**WHAT THIS TASK INVOLVES:** Search the data for the word "JSON" and copy every line where it occurs.

-- Start DATA SHOWN --

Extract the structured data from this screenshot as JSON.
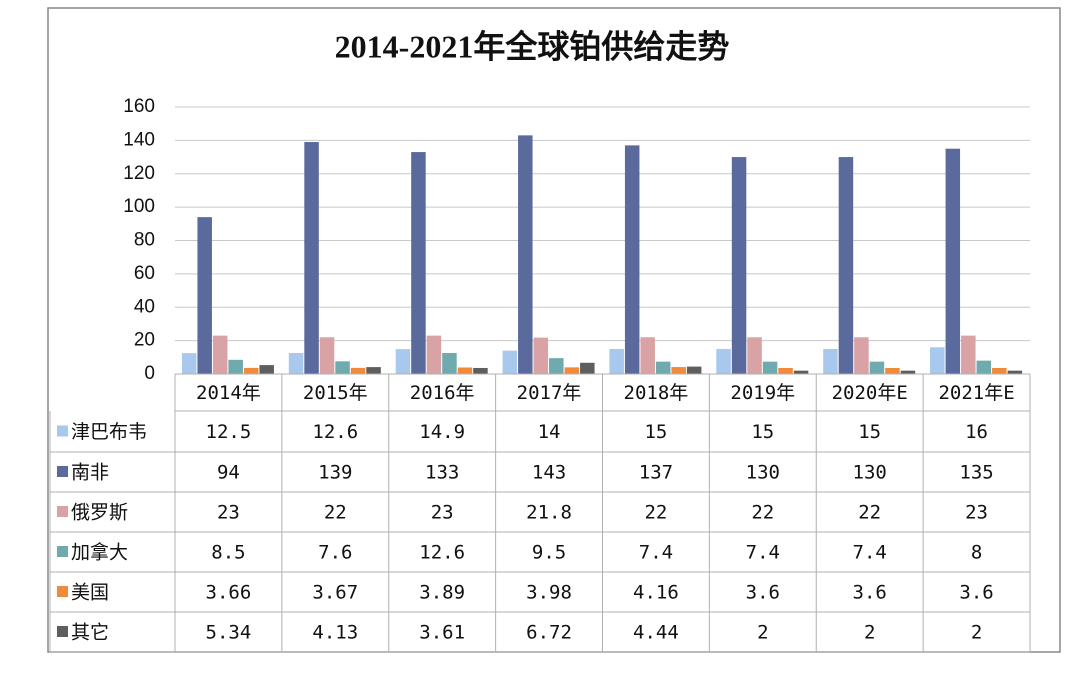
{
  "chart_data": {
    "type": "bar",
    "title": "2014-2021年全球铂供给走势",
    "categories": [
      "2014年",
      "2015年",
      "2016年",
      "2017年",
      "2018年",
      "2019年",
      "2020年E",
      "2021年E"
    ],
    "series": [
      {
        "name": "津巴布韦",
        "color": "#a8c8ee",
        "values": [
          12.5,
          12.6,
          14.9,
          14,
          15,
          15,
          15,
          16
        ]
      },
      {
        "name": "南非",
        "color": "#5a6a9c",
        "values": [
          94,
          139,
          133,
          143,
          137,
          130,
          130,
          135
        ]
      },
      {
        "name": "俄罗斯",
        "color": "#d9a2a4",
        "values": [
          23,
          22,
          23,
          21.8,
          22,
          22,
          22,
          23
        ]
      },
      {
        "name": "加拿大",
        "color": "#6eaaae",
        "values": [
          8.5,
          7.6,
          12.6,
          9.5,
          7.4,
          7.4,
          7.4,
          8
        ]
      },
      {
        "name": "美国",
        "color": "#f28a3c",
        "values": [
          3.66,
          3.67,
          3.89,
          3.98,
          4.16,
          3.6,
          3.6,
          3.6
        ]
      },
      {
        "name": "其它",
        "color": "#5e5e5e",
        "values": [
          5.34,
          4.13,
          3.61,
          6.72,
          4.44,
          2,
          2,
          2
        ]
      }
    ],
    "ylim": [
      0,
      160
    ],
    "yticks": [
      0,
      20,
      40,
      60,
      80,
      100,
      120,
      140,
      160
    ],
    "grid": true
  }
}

-- End DATA SHOWN --
-- Start DATA SHOWN --

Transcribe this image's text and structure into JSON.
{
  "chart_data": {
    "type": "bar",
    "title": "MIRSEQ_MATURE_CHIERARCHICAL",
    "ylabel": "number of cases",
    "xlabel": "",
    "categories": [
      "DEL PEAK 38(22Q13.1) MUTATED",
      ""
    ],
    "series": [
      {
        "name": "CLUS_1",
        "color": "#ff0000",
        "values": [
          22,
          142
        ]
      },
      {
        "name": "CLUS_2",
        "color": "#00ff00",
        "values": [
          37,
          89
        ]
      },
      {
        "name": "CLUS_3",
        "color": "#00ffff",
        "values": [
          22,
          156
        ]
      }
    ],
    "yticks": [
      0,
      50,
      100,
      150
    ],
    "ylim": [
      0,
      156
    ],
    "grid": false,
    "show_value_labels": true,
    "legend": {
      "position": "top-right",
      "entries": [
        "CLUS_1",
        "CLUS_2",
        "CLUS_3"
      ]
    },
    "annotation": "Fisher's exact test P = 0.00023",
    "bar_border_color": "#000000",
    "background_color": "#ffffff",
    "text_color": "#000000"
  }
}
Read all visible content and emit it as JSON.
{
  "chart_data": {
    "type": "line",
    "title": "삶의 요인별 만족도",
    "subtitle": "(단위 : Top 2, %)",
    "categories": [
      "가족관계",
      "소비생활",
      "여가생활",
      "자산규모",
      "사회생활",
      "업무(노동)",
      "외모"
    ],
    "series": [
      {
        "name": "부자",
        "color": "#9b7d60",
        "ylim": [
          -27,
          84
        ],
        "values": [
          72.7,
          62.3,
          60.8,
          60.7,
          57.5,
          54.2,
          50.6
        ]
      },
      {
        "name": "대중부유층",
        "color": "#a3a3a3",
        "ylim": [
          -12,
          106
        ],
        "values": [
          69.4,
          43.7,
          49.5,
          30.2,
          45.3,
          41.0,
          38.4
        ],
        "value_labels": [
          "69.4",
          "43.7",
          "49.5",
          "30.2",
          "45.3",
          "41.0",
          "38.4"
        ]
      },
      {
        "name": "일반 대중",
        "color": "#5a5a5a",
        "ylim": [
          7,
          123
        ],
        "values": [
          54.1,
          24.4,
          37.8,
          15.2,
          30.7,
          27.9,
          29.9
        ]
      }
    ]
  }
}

-- End DATA SHOWN --

**EXERCISE SOLUTION:**
Extract the structured data from this screenshot as JSON.
Transcribe this image's text and structure into JSON.
Read all visible content and emit it as JSON.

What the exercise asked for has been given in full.